Data records —
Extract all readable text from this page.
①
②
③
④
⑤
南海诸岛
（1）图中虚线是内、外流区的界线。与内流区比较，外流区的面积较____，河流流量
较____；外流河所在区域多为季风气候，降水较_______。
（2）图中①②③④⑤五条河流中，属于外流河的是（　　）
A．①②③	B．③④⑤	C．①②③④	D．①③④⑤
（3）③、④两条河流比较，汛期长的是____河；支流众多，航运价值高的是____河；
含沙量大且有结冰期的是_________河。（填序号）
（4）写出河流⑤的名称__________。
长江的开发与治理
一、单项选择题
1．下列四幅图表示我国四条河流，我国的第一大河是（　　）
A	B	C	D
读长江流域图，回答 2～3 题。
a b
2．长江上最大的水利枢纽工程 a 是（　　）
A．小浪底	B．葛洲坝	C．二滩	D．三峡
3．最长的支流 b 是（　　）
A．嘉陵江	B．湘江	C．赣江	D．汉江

Requirements — Give an exact copy of all the data shown above.

Exercise result —
Extract all readable text from this page.
①
②
③
④
⑤
南海诸岛
（1）图中虚线是内、外流区的界线。与内流区比较，外流区的面积较____，河流流量
较____；外流河所在区域多为季风气候，降水较_______。
（2）图中①②③④⑤五条河流中，属于外流河的是（　　）
A．①②③	B．③④⑤	C．①②③④	D．①③④⑤
（3）③、④两条河流比较，汛期长的是____河；支流众多，航运价值高的是____河；
含沙量大且有结冰期的是_________河。（填序号）
（4）写出河流⑤的名称__________。
长江的开发与治理
一、单项选择题
1．下列四幅图表示我国四条河流，我国的第一大河是（　　）
A	B	C	D
读长江流域图，回答 2～3 题。
a b
2．长江上最大的水利枢纽工程 a 是（　　）
A．小浪底	B．葛洲坝	C．二滩	D．三峡
3．最长的支流 b 是（　　）
A．嘉陵江	B．湘江	C．赣江	D．汉江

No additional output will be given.